[start]

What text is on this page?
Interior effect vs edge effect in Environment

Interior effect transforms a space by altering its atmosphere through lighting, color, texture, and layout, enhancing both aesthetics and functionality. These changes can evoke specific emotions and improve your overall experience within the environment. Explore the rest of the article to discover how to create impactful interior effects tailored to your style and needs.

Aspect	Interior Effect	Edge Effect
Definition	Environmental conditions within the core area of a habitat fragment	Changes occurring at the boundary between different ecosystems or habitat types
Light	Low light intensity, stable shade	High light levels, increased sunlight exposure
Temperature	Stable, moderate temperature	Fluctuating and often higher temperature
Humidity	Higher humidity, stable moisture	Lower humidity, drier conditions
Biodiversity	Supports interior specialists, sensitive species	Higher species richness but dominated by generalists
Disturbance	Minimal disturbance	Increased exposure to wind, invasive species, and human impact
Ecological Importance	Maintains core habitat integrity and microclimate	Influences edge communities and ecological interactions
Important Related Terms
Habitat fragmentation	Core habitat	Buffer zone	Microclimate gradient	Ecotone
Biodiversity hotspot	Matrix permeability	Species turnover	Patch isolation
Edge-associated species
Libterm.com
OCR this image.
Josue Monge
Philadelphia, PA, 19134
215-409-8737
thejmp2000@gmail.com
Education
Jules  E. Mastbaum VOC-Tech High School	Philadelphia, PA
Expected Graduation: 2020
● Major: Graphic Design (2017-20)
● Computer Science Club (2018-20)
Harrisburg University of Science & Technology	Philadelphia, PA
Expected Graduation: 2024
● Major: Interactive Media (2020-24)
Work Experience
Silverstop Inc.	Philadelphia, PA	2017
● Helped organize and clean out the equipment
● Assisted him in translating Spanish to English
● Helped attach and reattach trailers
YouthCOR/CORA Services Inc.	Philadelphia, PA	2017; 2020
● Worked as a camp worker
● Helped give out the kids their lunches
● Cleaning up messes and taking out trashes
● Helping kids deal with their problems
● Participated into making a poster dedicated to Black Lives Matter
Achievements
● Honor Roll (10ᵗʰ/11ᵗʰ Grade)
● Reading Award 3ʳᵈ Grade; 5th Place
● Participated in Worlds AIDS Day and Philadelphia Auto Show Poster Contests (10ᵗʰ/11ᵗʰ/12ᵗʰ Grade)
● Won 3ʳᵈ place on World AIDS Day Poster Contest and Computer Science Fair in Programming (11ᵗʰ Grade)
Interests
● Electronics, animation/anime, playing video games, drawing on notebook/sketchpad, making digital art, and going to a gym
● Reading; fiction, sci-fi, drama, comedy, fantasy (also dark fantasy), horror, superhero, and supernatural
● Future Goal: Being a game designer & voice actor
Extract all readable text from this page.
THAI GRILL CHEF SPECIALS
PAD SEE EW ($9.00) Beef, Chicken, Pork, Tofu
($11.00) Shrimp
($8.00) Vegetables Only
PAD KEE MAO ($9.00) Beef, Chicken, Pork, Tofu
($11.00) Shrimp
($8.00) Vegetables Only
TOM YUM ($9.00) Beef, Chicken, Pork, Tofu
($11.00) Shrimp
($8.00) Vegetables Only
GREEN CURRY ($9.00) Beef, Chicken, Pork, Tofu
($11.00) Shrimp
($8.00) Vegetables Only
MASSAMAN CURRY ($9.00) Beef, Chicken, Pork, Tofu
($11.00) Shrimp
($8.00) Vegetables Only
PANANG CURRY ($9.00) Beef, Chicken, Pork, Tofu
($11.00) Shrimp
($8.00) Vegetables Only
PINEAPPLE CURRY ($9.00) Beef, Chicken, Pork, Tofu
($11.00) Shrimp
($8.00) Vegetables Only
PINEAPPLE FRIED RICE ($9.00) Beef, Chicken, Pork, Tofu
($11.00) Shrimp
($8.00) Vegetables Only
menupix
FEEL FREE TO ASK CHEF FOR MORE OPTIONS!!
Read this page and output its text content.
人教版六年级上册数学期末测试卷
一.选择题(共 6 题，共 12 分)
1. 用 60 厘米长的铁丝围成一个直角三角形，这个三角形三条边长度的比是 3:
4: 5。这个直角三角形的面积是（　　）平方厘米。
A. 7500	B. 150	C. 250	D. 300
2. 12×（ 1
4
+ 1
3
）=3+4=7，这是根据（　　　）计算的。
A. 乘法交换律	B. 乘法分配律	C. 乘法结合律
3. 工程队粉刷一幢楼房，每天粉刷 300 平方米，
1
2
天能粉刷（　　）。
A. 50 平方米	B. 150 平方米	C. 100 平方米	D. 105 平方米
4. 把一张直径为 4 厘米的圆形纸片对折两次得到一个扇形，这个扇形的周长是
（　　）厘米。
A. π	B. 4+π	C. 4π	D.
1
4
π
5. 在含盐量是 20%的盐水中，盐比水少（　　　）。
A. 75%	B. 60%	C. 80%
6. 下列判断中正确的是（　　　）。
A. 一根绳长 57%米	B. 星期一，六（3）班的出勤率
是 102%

[end]

Return each line among the entries that holds the word "page".

## Full solution
What text is on this page?
Extract all readable text from this page.
Read this page and output its text content.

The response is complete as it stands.